▶ [Challenge]:
Produce an exact copy of all the data below, dropping every image.
==== Available records
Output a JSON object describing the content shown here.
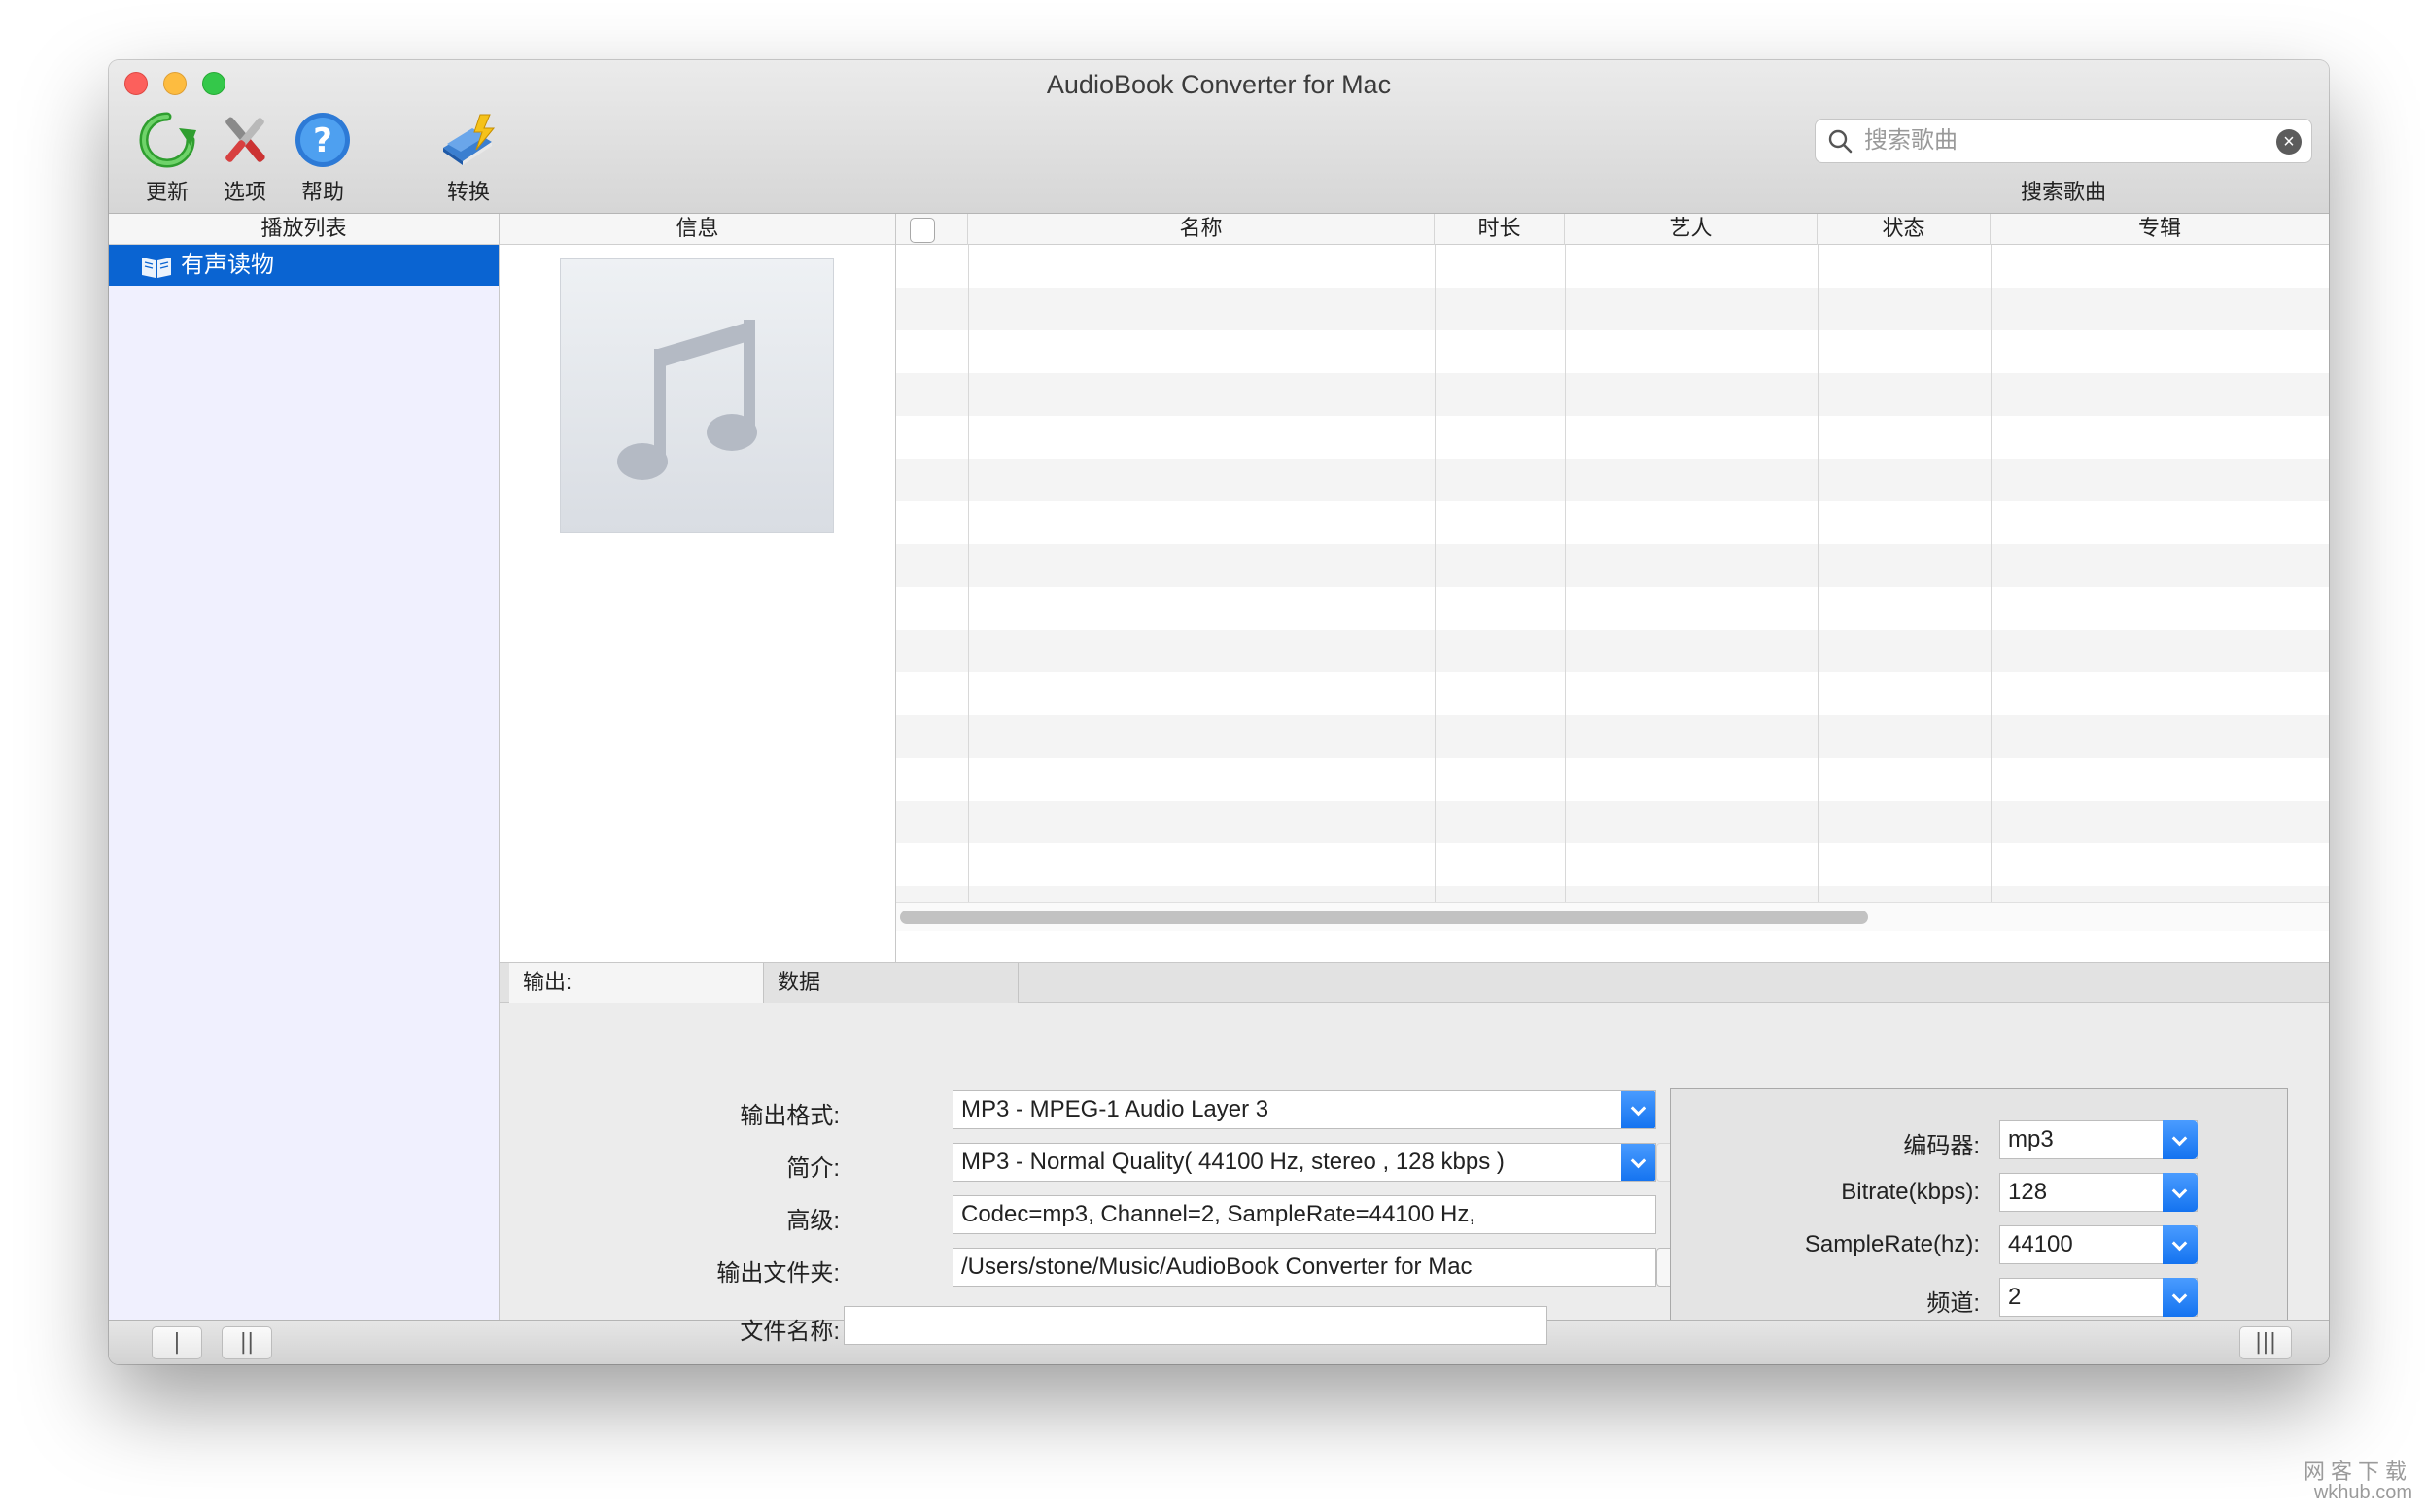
{
  "window": {
    "title": "AudioBook Converter for Mac"
  },
  "toolbar": {
    "refresh_label": "更新",
    "options_label": "选项",
    "help_label": "帮助",
    "convert_label": "转换"
  },
  "search": {
    "placeholder": "搜索歌曲",
    "caption": "搜索歌曲"
  },
  "sidebar": {
    "header": "播放列表",
    "items": [
      {
        "label": "有声读物",
        "icon": "book-icon",
        "selected": true
      }
    ]
  },
  "info": {
    "header": "信息",
    "artwork_icon": "music-note-icon"
  },
  "table": {
    "columns": [
      "名称",
      "时长",
      "艺人",
      "状态",
      "专辑"
    ],
    "rows": []
  },
  "tabs": {
    "output_label": "输出:",
    "data_label": "数据"
  },
  "output": {
    "format_label": "输出格式:",
    "format_value": "MP3 - MPEG-1 Audio Layer 3",
    "profile_label": "简介:",
    "profile_value": "MP3 - Normal Quality( 44100 Hz, stereo , 128 kbps )",
    "profile_minus": "-",
    "advanced_label": "高级:",
    "advanced_value": "Codec=mp3, Channel=2, SampleRate=44100 Hz,",
    "folder_label": "输出文件夹:",
    "folder_value": "/Users/stone/Music/AudioBook Converter for Mac",
    "browse_label": "...",
    "filename_label": "文件名称:",
    "filename_value": ""
  },
  "codec": {
    "encoder_label": "编码器:",
    "encoder_value": "mp3",
    "bitrate_label": "Bitrate(kbps):",
    "bitrate_value": "128",
    "samplerate_label": "SampleRate(hz):",
    "samplerate_value": "44100",
    "channel_label": "频道:",
    "channel_value": "2"
  },
  "bottombar": {
    "btn1": "|",
    "btn2": "||",
    "btn3": "|||"
  },
  "watermark": {
    "line1": "网客下载",
    "line2": "wkhub.com"
  },
  "colors": {
    "accent": "#0a64d2",
    "select_arrow": "#1473f0"
  }
}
========
▶ [Result for this task]:
Output a JSON object describing the content shown here.
{
  "window": {
    "title": "AudioBook Converter for Mac"
  },
  "toolbar": {
    "refresh_label": "更新",
    "options_label": "选项",
    "help_label": "帮助",
    "convert_label": "转换"
  },
  "search": {
    "placeholder": "搜索歌曲",
    "caption": "搜索歌曲"
  },
  "sidebar": {
    "header": "播放列表",
    "items": [
      {
        "label": "有声读物",
        "icon": "book-icon",
        "selected": true
      }
    ]
  },
  "info": {
    "header": "信息",
    "artwork_icon": "music-note-icon"
  },
  "table": {
    "columns": [
      "名称",
      "时长",
      "艺人",
      "状态",
      "专辑"
    ],
    "rows": []
  },
  "tabs": {
    "output_label": "输出:",
    "data_label": "数据"
  },
  "output": {
    "format_label": "输出格式:",
    "format_value": "MP3 - MPEG-1 Audio Layer 3",
    "profile_label": "简介:",
    "profile_value": "MP3 - Normal Quality( 44100 Hz, stereo , 128 kbps )",
    "profile_minus": "-",
    "advanced_label": "高级:",
    "advanced_value": "Codec=mp3, Channel=2, SampleRate=44100 Hz,",
    "folder_label": "输出文件夹:",
    "folder_value": "/Users/stone/Music/AudioBook Converter for Mac",
    "browse_label": "...",
    "filename_label": "文件名称:",
    "filename_value": ""
  },
  "codec": {
    "encoder_label": "编码器:",
    "encoder_value": "mp3",
    "bitrate_label": "Bitrate(kbps):",
    "bitrate_value": "128",
    "samplerate_label": "SampleRate(hz):",
    "samplerate_value": "44100",
    "channel_label": "频道:",
    "channel_value": "2"
  },
  "bottombar": {
    "btn1": "|",
    "btn2": "||",
    "btn3": "|||"
  },
  "watermark": {
    "line1": "网客下载",
    "line2": "wkhub.com"
  },
  "colors": {
    "accent": "#0a64d2",
    "select_arrow": "#1473f0"
  }
}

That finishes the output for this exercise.